# [DATASET ROWS]
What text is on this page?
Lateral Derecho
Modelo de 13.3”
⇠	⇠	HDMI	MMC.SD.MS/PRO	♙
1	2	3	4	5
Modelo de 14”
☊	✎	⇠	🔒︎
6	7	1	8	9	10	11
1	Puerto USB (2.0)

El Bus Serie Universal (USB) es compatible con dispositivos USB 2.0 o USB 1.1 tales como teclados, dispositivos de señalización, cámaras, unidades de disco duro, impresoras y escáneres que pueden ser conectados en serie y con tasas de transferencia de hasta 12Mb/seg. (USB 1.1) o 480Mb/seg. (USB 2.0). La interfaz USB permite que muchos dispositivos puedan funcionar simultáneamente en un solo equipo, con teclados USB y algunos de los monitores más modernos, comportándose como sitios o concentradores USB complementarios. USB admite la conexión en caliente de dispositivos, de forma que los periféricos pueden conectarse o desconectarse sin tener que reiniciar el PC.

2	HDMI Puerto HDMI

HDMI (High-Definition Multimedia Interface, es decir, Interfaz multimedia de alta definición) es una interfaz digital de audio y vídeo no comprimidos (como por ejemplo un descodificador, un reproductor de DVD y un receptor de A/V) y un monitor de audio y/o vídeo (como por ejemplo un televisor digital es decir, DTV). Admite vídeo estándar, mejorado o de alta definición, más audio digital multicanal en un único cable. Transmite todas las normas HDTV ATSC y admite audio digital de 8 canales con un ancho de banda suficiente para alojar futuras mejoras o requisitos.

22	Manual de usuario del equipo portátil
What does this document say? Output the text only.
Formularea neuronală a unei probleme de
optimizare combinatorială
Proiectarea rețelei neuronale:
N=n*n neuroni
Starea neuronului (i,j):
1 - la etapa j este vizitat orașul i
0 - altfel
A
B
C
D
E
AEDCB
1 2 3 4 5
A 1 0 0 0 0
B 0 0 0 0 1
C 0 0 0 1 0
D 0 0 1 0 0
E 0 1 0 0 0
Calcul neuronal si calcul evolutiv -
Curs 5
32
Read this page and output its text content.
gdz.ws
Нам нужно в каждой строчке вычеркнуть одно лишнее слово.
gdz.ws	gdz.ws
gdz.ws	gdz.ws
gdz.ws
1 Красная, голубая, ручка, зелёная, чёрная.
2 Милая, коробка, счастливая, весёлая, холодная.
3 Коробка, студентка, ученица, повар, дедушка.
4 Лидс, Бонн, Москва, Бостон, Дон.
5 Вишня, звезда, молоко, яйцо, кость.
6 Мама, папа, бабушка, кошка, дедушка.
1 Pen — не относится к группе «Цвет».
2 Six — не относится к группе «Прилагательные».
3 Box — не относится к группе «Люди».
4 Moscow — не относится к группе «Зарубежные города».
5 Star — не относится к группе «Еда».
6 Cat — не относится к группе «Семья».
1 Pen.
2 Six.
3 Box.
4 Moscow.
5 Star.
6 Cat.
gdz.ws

# [WHAT YOU HAVE TO DO]
Using the material above, reproduce exactly the line that contains "Read this page and output its text content." and all lines after it through the last one, and only those.

# [SOLUTION TO THE EXERCISE]
Read this page and output its text content.
gdz.ws
Нам нужно в каждой строчке вычеркнуть одно лишнее слово.
gdz.ws	gdz.ws
gdz.ws	gdz.ws
gdz.ws
1 Красная, голубая, ручка, зелёная, чёрная.
2 Милая, коробка, счастливая, весёлая, холодная.
3 Коробка, студентка, ученица, повар, дедушка.
4 Лидс, Бонн, Москва, Бостон, Дон.
5 Вишня, звезда, молоко, яйцо, кость.
6 Мама, папа, бабушка, кошка, дедушка.
1 Pen — не относится к группе «Цвет».
2 Six — не относится к группе «Прилагательные».
3 Box — не относится к группе «Люди».
4 Moscow — не относится к группе «Зарубежные города».
5 Star — не относится к группе «Еда».
6 Cat — не относится к группе «Семья».
1 Pen.
2 Six.
3 Box.
4 Moscow.
5 Star.
6 Cat.
gdz.ws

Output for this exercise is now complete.